# Directive
Pull out every line from the listing that has the word "Section".

* * * * * * *

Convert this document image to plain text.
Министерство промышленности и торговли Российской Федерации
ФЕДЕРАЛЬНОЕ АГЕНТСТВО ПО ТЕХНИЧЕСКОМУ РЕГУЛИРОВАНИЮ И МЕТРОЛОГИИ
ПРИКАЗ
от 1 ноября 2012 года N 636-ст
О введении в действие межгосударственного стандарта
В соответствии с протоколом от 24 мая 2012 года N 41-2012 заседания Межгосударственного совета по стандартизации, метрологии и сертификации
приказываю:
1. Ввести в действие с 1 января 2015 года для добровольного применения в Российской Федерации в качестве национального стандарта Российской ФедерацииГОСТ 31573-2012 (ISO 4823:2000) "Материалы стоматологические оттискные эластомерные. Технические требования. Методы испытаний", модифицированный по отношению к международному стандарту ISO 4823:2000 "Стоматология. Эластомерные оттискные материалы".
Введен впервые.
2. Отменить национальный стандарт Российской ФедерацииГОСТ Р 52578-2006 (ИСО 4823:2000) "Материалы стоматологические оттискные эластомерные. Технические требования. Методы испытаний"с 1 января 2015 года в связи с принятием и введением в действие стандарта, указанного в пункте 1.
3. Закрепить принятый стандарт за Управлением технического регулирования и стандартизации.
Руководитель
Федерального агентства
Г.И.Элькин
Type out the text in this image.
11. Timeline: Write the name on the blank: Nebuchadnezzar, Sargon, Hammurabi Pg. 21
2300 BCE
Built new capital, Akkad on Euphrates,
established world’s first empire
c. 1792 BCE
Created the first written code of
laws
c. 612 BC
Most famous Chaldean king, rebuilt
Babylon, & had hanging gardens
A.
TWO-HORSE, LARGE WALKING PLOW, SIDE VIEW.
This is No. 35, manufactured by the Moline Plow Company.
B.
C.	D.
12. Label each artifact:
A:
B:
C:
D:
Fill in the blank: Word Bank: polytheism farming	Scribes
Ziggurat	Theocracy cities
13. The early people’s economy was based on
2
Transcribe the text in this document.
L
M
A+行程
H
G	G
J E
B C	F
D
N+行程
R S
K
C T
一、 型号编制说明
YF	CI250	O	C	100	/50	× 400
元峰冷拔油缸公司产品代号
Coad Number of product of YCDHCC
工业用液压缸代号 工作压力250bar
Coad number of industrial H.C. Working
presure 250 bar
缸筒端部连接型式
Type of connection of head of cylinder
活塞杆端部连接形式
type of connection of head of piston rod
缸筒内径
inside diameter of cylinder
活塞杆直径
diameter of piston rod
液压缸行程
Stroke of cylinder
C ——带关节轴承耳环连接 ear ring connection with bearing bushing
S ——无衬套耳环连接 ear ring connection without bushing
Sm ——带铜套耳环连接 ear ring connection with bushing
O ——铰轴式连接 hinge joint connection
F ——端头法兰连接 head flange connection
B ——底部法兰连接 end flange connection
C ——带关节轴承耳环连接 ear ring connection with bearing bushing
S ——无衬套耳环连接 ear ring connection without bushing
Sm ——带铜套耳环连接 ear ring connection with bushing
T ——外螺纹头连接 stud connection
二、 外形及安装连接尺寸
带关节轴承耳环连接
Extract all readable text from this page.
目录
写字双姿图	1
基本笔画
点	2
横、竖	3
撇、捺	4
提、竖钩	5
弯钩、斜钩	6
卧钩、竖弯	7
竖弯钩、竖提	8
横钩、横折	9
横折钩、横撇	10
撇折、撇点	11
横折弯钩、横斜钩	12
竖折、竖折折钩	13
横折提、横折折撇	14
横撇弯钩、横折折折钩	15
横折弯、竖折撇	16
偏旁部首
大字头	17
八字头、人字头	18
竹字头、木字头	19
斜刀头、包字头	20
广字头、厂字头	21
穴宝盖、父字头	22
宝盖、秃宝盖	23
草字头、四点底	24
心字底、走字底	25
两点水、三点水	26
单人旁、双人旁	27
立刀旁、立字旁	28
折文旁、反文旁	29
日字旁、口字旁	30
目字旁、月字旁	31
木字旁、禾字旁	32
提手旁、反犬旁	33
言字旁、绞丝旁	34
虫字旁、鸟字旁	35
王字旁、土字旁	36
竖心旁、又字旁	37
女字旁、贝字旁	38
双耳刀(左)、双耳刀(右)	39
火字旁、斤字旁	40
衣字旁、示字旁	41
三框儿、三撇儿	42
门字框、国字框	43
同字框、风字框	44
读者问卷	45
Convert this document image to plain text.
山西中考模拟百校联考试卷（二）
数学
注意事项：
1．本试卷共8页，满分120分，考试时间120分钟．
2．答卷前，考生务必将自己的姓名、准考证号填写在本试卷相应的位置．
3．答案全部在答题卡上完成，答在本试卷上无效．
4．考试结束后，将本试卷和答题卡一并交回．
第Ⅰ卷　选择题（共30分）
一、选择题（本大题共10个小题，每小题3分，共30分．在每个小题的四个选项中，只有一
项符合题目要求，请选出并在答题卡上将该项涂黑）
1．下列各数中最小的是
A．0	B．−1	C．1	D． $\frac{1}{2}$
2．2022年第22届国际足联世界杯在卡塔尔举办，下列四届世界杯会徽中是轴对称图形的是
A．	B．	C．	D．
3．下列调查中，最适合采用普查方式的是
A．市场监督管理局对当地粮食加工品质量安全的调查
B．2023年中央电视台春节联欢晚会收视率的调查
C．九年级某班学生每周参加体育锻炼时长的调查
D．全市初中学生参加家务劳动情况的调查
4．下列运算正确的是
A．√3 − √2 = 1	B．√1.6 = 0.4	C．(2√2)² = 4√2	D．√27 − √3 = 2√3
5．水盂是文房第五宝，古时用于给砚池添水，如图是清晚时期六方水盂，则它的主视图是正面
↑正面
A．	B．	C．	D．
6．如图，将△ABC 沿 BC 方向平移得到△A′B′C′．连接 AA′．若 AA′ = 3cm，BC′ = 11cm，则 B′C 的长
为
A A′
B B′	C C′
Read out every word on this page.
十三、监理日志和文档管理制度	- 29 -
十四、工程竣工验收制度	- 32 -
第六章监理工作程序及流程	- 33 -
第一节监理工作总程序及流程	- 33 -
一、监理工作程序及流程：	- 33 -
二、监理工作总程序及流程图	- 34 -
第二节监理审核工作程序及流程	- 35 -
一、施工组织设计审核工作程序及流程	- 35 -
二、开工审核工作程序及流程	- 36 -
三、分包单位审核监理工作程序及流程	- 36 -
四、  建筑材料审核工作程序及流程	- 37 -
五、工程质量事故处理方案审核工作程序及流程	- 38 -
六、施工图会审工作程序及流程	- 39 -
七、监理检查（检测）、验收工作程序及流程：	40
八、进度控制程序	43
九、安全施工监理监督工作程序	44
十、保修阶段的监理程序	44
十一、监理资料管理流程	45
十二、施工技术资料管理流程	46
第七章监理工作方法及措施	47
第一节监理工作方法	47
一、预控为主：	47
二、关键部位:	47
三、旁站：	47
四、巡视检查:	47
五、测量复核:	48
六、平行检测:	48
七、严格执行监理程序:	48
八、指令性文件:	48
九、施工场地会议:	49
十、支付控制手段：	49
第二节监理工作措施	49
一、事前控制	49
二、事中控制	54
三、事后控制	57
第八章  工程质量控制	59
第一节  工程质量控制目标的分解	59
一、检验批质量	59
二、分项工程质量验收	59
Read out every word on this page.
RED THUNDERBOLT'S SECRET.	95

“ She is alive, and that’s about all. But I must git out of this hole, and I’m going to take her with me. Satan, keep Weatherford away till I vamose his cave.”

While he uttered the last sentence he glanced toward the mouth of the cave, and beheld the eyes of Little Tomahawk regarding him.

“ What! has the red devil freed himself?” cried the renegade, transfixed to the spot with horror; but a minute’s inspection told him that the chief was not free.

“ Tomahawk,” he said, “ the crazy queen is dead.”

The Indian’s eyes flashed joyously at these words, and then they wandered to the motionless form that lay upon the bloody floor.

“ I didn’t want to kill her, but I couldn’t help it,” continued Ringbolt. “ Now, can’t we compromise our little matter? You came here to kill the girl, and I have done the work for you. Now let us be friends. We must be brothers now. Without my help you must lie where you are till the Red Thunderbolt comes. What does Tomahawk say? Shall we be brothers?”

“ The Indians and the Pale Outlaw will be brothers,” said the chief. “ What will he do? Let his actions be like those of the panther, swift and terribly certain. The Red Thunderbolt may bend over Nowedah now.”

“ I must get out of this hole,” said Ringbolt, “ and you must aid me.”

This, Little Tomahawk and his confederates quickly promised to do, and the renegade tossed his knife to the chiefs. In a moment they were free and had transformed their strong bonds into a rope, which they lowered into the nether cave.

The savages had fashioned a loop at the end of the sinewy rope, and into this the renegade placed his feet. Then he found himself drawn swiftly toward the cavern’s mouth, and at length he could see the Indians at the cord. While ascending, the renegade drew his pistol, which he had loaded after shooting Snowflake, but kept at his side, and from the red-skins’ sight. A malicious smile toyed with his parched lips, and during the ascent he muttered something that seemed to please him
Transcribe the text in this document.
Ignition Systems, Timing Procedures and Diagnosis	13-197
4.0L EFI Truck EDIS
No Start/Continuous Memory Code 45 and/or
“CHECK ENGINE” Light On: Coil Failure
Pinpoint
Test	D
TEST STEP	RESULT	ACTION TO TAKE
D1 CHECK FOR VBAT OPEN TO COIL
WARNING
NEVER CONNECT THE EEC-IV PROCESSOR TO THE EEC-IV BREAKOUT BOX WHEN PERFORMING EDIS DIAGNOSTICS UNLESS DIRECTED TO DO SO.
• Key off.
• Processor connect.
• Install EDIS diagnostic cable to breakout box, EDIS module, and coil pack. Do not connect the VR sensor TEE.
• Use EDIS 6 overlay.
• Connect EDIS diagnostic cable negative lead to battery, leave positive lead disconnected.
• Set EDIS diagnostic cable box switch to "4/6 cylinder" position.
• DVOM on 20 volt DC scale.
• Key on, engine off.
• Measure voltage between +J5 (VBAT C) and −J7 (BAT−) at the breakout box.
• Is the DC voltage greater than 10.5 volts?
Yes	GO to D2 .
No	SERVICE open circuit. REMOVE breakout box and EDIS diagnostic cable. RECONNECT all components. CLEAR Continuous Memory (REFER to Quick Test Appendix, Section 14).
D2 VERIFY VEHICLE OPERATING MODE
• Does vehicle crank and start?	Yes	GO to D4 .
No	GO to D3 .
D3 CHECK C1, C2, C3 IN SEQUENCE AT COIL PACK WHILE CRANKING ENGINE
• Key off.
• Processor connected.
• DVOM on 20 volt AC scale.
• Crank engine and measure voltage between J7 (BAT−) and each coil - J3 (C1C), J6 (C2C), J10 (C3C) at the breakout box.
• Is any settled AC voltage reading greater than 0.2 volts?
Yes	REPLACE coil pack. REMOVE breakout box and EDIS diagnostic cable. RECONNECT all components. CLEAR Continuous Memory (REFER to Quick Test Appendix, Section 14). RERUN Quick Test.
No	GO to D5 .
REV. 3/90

* * * * * * *

# Complete output
No	SERVICE open circuit. REMOVE breakout box and EDIS diagnostic cable. RECONNECT all components. CLEAR Continuous Memory (REFER to Quick Test Appendix, Section 14).
Yes	REPLACE coil pack. REMOVE breakout box and EDIS diagnostic cable. RECONNECT all components. CLEAR Continuous Memory (REFER to Quick Test Appendix, Section 14). RERUN Quick Test.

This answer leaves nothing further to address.